**PASSAGE TO READ:**
===============

DNMT3A-R882 Mutants Augmented PRDX2, Reduce ROS Production, and Override the ROS-Mediated Apoptosis in the Presence of an Oxidizing Agent in Myeloid Cells
From gene expression microarray data analysis, we observed that the antioxidant protein PRDX2 was upregulated in DNMT3A-mutants–transduced U937 cells compared to EV and WT-expressing cells. The expression of PRDX2 was validated in U937 and HL-60 cells transduced with DNMT3A-WT, R882H/C, and control. The immunoblot data showed a marked increase of PRDX2 in R882H/C mutants expressing U937 and HL-60 cells compared to DNMT3A-WT or EV (Figure 4, A and B). Immunofluorescence data revealed that PRDX2 protein expression was augmented at cytoplasm of mutant cells compared to EV or DNMT3A-WT cells (Figure 4C). Moreover, several leukemia cell lines expressed both PRDX2-mRNA and protein in higher to moderate levels than expressed in U937 cells (Supplementary Figure S3, A and B). To explore the mechanism of PRDX2 upregulation in myeloid cells, we found that both WT- and mutant-DNMT3A proteins could form a complex with PRDX2 (Figure 4D and Supplementary Figure S1). PRDX2 is an antioxidant protein which regulates cellular ROS. To examine whether upregulation of PRDX2 in DNMT3A-mutated cells affects their intracellular ROS accumulation, we tested the internal generation of ROS using 2′,7′-dichlorofluorescein diacetate (DCF-DA) as a ROS scavenger. We found that either U937 or HL-60 cells transduced with mutants DNMT3A suppressed intracellular ROS accumulation compared with EV or WT-transduced cells (Figure 5, A and B). In consequence, we showed that the elevated PRDX2 expression was reduced with increased accumulation of ROS in the presence of ATRA in U937 cells transduced with WT- and mutant-DNMT3A (Supplementary Figure S4, A and B). To examine the connection between DNMT3A mutation and antioxidant defense by PRDX2 regulation, we exposed transduced U937 cells with TBHP, a stable form of H2O2, and checked cell proliferation, apoptosis, and apoptotic signaling. Cells treated with TBHP attenuated cell proliferation, enhanced apoptosis, and activated apoptosis-related signaling (Figure 5, C-E). Moreover, treatment of TBHP overrode the effects of mutant DNMT3A on cell proliferation, apoptosis, and signaling as there was not much difference between DNMT3A-mutant and WT-transduced cells. We also found that MYC and phosphorylation of MYC expression was decreased on the treatment of TBHP, suggesting the antioxidant effect of PRDX2 on MYC expression.
Both DNMT3A-WT and mutants protein interacted with PRDX2; however, DNMT3A-R882C/H protein upregulated PRDX2 expression in two myeloid cell lines, U937 and HL-60. Simultaneously, MYC protein level was also increased in mutated cells. To check PRDX2 as a direct target of DNMT3A or MYC which regulated PRDX2 level, we knocked down MYC from U937-EV and U937-DNMT3A-R882C-expressing cells using two different shRNA and checked PRDX2 protein expression. We found that knock down of MYC from either EV or R882C-expressing U937 cells did not affect PRDX2 expression (Supplementary Figure S5), which indicated that PRDX2 was a direct target of DNMT3A rather than due to MYC level.

===============

**EXERCISE TASKS:**
**1.** In the passage on DNMT3A mutants and PRDX2, condense the paragraph beginning "Both DNMT3A-WT and mutants protein interacted with PRDX2" into a short list that keeps its main facts.
**2.** Reproduce word for word the part of the passage on DNMT3A mutants and PRDX2 that runs from "Both DNMT3A-WT and" to "to MYC level.".

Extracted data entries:
===============

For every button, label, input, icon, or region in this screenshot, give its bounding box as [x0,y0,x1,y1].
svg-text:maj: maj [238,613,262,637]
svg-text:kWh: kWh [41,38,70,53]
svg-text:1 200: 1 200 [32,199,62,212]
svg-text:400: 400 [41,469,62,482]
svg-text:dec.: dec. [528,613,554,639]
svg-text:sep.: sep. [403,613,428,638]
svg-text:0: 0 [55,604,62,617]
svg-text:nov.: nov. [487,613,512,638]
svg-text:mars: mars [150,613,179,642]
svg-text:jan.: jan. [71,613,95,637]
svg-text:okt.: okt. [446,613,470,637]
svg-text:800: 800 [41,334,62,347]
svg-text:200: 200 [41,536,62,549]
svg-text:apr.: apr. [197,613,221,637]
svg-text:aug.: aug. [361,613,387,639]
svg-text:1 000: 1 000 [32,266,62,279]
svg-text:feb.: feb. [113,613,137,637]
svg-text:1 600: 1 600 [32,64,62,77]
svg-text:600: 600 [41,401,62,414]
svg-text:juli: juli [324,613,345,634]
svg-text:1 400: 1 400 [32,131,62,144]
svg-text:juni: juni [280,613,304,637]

===============

**SOLUTIONS IN ORDER:**
**1.**
- Both wild-type and mutant DNMT3A proteins interacted with PRDX2. The R882C/H mutant proteins upregulated PRDX2 expression in two myeloid cell lines, U937 and HL-60.
- MYC protein levels were also higher in the mutated cells.
- To test whether PRDX2 is a direct target of DNMT3A or is regulated by MYC, MYC was knocked down with two different shRNAs in U937-EV and U937-DNMT3A-R882C cells, and PRDX2 protein expression was then checked.
- Knocking down MYC did not change PRDX2 expression in either cell type. This indicated that PRDX2 is a direct target of DNMT3A and does not depend on MYC levels.

**2.**
Both DNMT3A-WT and mutants protein interacted with PRDX2; however, DNMT3A-R882C/H protein upregulated PRDX2 expression in two myeloid cell lines, U937 and HL-60. Simultaneously, MYC protein level was also increased in mutated cells. To check PRDX2 as a direct target of DNMT3A or MYC which regulated PRDX2 level, we knocked down MYC from U937-EV and U937-DNMT3A-R882C-expressing cells using two different shRNA and checked PRDX2 protein expression. We found that knock down of MYC from either EV or R882C-expressing U937 cells did not affect PRDX2 expression (Supplementary Figure S5), which indicated that PRDX2 was a direct target of DNMT3A rather than due to MYC level.